*** Passage to read ***
Google (GOOGL) is making its most direct move yet against Nvidia in the AI chip market. The company announced its 8th generation TPU on Wednesday and, for the first time, split the chip line into two dedicated products: TPU 8t for training AI models and TPU 8i for running them.
Both chips will be available later this year, with cloud customers and internal Google products expected to be among the first adopters.
The Performance Claims
Google says the TPU 8t delivers 2.8x the performance of the 7th generation "Ironwood" TPU at the same price, which is a big jump in one cycle. The TPU 8i delivers 80% better performance than the prior generation's inference workload.
Amin Vahdat, Google's senior vice president and chief technologist for AI and infrastructure, said in a blog post that the company determined "the community would benefit from chips individually specialized to the needs of training and serving."
*** Listed entries ***
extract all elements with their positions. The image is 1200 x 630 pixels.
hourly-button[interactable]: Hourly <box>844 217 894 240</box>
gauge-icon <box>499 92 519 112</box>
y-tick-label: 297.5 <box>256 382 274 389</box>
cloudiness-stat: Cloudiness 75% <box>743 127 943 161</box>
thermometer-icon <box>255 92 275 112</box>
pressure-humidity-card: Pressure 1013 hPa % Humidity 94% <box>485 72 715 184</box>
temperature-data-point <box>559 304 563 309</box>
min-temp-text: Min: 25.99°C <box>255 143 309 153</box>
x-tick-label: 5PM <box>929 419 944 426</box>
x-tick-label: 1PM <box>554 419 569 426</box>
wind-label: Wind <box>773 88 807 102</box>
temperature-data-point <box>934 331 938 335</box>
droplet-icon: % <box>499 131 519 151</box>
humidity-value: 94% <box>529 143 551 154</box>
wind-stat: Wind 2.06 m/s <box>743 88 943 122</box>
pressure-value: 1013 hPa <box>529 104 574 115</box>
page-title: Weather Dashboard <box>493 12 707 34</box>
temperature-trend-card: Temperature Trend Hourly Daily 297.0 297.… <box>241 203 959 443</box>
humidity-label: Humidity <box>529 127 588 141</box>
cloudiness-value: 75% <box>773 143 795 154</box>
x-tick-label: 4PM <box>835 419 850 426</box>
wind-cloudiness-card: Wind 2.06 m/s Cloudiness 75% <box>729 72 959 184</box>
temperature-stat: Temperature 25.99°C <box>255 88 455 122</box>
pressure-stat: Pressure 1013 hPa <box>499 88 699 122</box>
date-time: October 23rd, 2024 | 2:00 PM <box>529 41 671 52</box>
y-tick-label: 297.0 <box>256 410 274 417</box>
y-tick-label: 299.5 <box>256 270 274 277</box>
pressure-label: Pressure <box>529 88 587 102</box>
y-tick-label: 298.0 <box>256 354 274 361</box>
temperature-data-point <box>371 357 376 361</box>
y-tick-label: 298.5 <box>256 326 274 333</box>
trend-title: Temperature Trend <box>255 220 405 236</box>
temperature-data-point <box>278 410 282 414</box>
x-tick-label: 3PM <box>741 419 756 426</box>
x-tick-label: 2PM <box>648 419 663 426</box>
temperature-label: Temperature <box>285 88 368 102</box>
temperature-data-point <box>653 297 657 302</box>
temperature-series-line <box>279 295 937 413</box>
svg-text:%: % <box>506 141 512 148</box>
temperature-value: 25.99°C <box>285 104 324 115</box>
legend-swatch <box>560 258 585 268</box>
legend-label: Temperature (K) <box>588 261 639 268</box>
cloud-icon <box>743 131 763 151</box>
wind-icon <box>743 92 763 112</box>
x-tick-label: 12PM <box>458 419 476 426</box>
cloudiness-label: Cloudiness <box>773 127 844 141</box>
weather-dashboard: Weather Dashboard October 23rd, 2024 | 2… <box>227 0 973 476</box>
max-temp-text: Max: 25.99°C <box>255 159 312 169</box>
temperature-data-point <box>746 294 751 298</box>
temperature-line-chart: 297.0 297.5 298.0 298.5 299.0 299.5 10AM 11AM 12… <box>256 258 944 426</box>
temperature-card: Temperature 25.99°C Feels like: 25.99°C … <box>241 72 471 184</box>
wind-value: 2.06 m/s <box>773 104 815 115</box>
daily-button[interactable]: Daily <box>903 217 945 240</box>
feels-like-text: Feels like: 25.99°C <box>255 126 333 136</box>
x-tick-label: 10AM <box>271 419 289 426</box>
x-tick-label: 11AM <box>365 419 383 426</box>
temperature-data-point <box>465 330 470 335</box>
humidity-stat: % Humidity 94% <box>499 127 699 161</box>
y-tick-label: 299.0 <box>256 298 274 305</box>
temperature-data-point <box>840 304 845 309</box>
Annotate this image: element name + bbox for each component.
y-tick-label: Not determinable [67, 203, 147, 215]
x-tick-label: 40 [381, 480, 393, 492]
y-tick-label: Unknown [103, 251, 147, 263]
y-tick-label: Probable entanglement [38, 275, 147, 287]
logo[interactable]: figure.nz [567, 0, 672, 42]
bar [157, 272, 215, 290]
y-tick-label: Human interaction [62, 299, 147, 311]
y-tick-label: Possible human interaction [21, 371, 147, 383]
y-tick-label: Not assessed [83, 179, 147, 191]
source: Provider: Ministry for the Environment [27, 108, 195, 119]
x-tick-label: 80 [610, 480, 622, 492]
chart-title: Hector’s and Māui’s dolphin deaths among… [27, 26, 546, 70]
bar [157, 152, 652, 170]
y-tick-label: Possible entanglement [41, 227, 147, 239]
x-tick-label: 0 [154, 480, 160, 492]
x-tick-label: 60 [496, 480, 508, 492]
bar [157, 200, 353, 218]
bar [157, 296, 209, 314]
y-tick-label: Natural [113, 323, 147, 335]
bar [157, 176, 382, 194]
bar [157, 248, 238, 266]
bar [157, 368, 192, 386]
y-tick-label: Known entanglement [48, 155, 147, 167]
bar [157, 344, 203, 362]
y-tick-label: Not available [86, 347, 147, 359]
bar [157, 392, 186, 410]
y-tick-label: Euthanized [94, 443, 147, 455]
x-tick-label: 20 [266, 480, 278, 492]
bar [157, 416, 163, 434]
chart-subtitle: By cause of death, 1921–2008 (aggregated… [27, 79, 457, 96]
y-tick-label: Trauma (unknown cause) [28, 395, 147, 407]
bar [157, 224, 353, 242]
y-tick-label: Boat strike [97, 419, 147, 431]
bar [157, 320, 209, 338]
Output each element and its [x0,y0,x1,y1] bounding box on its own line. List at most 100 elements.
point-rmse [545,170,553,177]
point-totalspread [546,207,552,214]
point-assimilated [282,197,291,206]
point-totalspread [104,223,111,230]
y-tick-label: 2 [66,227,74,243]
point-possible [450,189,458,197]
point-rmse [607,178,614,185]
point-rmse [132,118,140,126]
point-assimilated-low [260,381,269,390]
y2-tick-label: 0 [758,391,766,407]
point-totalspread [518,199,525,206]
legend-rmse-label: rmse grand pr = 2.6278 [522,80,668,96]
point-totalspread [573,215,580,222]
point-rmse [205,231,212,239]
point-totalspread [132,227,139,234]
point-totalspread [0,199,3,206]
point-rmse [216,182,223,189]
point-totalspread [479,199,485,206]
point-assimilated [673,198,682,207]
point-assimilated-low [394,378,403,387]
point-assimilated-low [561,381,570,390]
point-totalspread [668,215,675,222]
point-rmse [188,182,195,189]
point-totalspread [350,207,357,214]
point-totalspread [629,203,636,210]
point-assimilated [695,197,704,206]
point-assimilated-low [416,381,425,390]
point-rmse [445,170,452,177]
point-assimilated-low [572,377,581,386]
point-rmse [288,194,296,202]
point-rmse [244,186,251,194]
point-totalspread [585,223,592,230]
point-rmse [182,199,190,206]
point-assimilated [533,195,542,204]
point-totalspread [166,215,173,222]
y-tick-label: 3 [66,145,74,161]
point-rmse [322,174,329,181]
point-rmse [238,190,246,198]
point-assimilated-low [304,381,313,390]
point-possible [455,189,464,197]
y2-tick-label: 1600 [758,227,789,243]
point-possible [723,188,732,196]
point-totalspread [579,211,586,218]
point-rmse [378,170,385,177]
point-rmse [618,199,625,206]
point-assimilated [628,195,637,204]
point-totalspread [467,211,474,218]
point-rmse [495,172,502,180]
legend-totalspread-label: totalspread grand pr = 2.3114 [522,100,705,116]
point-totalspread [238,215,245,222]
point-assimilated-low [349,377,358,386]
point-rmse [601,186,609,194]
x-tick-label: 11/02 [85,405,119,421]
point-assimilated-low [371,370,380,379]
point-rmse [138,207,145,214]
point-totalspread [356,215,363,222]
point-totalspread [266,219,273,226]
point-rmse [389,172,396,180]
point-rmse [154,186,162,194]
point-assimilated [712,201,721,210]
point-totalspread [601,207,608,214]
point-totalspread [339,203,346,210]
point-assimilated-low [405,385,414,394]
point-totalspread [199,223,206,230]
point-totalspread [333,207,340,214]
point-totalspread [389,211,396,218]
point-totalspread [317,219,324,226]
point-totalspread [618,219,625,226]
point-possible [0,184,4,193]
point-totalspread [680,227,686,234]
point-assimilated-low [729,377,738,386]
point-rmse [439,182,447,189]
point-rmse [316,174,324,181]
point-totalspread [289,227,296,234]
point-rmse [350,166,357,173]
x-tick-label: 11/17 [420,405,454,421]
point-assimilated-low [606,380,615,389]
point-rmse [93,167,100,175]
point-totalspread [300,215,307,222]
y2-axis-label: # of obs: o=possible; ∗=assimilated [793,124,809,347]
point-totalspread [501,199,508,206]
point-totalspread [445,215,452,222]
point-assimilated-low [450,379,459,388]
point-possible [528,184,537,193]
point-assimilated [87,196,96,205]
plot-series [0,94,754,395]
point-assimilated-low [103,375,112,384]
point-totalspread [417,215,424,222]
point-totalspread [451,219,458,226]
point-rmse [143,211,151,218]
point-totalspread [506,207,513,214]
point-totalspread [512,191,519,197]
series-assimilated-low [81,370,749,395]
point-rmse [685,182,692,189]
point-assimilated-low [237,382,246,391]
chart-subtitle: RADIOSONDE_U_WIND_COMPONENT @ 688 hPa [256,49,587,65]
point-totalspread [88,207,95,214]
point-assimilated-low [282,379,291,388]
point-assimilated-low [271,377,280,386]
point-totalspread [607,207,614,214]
***
Task requirements:
1. Name every TPU chip that the TPU article mentions by name or nickname.
2. Answer these from the TPU article:
(a) On what day did Google announce its 8th generation TPU?
(b) When will both new chips be available?
(c) What is Amin Vahdat's title at Google?
3. Turn the paragraph of the TPU article beginning "Google says the TPU 8t delivers" into a short list of Google's performance claims.

Outputs:
1.
TPU 8t
TPU 8i
Ironwood (the 7th generation TPU)

2.
(a) Wednesday.
(b) Later this year.
(c) Senior vice president and chief technologist for AI and infrastructure.

3.
- TPU 8t: 2.8x the performance of the 7th generation "Ironwood" TPU at the same price, a big jump in one cycle.
- TPU 8i: 80% better performance than the prior generation's inference workload.